(Figure content listings)
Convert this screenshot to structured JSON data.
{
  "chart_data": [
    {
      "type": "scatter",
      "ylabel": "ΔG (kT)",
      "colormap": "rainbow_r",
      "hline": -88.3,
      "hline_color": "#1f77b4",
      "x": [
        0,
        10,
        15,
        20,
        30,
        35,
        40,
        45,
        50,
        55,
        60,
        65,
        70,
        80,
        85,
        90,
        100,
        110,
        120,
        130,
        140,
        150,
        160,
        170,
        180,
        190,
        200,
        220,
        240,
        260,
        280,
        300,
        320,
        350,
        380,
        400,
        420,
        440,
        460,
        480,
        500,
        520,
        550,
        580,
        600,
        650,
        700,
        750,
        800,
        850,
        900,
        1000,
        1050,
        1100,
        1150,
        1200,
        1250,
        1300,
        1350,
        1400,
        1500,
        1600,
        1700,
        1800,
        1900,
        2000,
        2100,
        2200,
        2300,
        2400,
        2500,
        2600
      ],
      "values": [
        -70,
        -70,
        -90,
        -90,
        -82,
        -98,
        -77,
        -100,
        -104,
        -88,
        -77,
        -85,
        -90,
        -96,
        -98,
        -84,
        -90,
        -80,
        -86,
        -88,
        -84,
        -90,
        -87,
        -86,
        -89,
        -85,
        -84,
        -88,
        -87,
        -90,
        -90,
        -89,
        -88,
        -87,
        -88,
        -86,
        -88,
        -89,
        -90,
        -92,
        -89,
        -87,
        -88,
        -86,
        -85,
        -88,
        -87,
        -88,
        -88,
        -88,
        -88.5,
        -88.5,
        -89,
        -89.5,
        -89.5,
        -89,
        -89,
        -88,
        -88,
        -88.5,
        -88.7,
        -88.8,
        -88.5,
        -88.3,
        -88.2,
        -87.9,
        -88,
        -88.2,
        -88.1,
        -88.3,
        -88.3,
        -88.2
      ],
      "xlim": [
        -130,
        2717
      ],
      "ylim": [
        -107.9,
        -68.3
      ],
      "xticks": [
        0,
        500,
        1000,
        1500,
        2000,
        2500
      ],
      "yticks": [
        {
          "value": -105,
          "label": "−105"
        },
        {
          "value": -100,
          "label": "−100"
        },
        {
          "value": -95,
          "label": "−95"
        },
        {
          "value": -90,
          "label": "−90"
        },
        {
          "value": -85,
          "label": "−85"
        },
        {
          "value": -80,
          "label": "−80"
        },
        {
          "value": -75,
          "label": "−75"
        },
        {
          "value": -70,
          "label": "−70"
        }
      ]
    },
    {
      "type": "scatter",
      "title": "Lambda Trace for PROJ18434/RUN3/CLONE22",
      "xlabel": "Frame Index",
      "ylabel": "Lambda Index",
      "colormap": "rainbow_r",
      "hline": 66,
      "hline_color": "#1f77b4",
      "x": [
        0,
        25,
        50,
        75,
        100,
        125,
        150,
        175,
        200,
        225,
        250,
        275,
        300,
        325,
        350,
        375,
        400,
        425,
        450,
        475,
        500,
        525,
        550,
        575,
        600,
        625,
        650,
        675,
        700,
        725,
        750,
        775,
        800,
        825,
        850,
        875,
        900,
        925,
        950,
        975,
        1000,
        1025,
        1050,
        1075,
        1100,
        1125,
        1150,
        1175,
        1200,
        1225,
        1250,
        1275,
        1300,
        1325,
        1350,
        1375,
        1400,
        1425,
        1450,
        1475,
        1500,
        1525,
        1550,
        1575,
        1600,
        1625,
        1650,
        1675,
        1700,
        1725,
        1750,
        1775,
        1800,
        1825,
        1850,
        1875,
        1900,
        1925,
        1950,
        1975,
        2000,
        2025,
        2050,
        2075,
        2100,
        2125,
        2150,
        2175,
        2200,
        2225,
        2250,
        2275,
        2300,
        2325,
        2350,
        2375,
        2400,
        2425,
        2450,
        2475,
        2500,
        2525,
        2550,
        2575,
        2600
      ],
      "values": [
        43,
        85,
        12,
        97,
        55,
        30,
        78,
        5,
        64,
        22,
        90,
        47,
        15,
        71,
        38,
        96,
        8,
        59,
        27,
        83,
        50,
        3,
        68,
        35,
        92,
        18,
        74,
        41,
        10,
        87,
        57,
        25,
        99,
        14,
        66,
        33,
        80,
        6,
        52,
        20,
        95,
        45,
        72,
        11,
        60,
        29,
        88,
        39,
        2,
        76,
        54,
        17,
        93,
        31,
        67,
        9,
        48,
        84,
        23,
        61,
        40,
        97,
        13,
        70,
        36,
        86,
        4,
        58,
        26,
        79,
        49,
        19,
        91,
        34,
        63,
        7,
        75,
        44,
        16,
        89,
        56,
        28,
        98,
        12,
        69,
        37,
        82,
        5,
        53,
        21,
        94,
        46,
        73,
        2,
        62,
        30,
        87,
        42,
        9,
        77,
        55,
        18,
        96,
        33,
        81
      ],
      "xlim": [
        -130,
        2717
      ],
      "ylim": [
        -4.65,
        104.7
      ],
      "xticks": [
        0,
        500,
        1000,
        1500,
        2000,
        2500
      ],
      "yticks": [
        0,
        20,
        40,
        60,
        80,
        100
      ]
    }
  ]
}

Required work =
Return all of the entries exactly as they were supplied.

Problem solution =
Convert this screenshot to structured JSON data.
{
  "chart_data": [
    {
      "type": "scatter",
      "ylabel": "ΔG (kT)",
      "colormap": "rainbow_r",
      "hline": -88.3,
      "hline_color": "#1f77b4",
      "x": [
        0,
        10,
        15,
        20,
        30,
        35,
        40,
        45,
        50,
        55,
        60,
        65,
        70,
        80,
        85,
        90,
        100,
        110,
        120,
        130,
        140,
        150,
        160,
        170,
        180,
        190,
        200,
        220,
        240,
        260,
        280,
        300,
        320,
        350,
        380,
        400,
        420,
        440,
        460,
        480,
        500,
        520,
        550,
        580,
        600,
        650,
        700,
        750,
        800,
        850,
        900,
        1000,
        1050,
        1100,
        1150,
        1200,
        1250,
        1300,
        1350,
        1400,
        1500,
        1600,
        1700,
        1800,
        1900,
        2000,
        2100,
        2200,
        2300,
        2400,
        2500,
        2600
      ],
      "values": [
        -70,
        -70,
        -90,
        -90,
        -82,
        -98,
        -77,
        -100,
        -104,
        -88,
        -77,
        -85,
        -90,
        -96,
        -98,
        -84,
        -90,
        -80,
        -86,
        -88,
        -84,
        -90,
        -87,
        -86,
        -89,
        -85,
        -84,
        -88,
        -87,
        -90,
        -90,
        -89,
        -88,
        -87,
        -88,
        -86,
        -88,
        -89,
        -90,
        -92,
        -89,
        -87,
        -88,
        -86,
        -85,
        -88,
        -87,
        -88,
        -88,
        -88,
        -88.5,
        -88.5,
        -89,
        -89.5,
        -89.5,
        -89,
        -89,
        -88,
        -88,
        -88.5,
        -88.7,
        -88.8,
        -88.5,
        -88.3,
        -88.2,
        -87.9,
        -88,
        -88.2,
        -88.1,
        -88.3,
        -88.3,
        -88.2
      ],
      "xlim": [
        -130,
        2717
      ],
      "ylim": [
        -107.9,
        -68.3
      ],
      "xticks": [
        0,
        500,
        1000,
        1500,
        2000,
        2500
      ],
      "yticks": [
        {
          "value": -105,
          "label": "−105"
        },
        {
          "value": -100,
          "label": "−100"
        },
        {
          "value": -95,
          "label": "−95"
        },
        {
          "value": -90,
          "label": "−90"
        },
        {
          "value": -85,
          "label": "−85"
        },
        {
          "value": -80,
          "label": "−80"
        },
        {
          "value": -75,
          "label": "−75"
        },
        {
          "value": -70,
          "label": "−70"
        }
      ]
    },
    {
      "type": "scatter",
      "title": "Lambda Trace for PROJ18434/RUN3/CLONE22",
      "xlabel": "Frame Index",
      "ylabel": "Lambda Index",
      "colormap": "rainbow_r",
      "hline": 66,
      "hline_color": "#1f77b4",
      "x": [
        0,
        25,
        50,
        75,
        100,
        125,
        150,
        175,
        200,
        225,
        250,
        275,
        300,
        325,
        350,
        375,
        400,
        425,
        450,
        475,
        500,
        525,
        550,
        575,
        600,
        625,
        650,
        675,
        700,
        725,
        750,
        775,
        800,
        825,
        850,
        875,
        900,
        925,
        950,
        975,
        1000,
        1025,
        1050,
        1075,
        1100,
        1125,
        1150,
        1175,
        1200,
        1225,
        1250,
        1275,
        1300,
        1325,
        1350,
        1375,
        1400,
        1425,
        1450,
        1475,
        1500,
        1525,
        1550,
        1575,
        1600,
        1625,
        1650,
        1675,
        1700,
        1725,
        1750,
        1775,
        1800,
        1825,
        1850,
        1875,
        1900,
        1925,
        1950,
        1975,
        2000,
        2025,
        2050,
        2075,
        2100,
        2125,
        2150,
        2175,
        2200,
        2225,
        2250,
        2275,
        2300,
        2325,
        2350,
        2375,
        2400,
        2425,
        2450,
        2475,
        2500,
        2525,
        2550,
        2575,
        2600
      ],
      "values": [
        43,
        85,
        12,
        97,
        55,
        30,
        78,
        5,
        64,
        22,
        90,
        47,
        15,
        71,
        38,
        96,
        8,
        59,
        27,
        83,
        50,
        3,
        68,
        35,
        92,
        18,
        74,
        41,
        10,
        87,
        57,
        25,
        99,
        14,
        66,
        33,
        80,
        6,
        52,
        20,
        95,
        45,
        72,
        11,
        60,
        29,
        88,
        39,
        2,
        76,
        54,
        17,
        93,
        31,
        67,
        9,
        48,
        84,
        23,
        61,
        40,
        97,
        13,
        70,
        36,
        86,
        4,
        58,
        26,
        79,
        49,
        19,
        91,
        34,
        63,
        7,
        75,
        44,
        16,
        89,
        56,
        28,
        98,
        12,
        69,
        37,
        82,
        5,
        53,
        21,
        94,
        46,
        73,
        2,
        62,
        30,
        87,
        42,
        9,
        77,
        55,
        18,
        96,
        33,
        81
      ],
      "xlim": [
        -130,
        2717
      ],
      "ylim": [
        -4.65,
        104.7
      ],
      "xticks": [
        0,
        500,
        1000,
        1500,
        2000,
        2500
      ],
      "yticks": [
        0,
        20,
        40,
        60,
        80,
        100
      ]
    }
  ]
}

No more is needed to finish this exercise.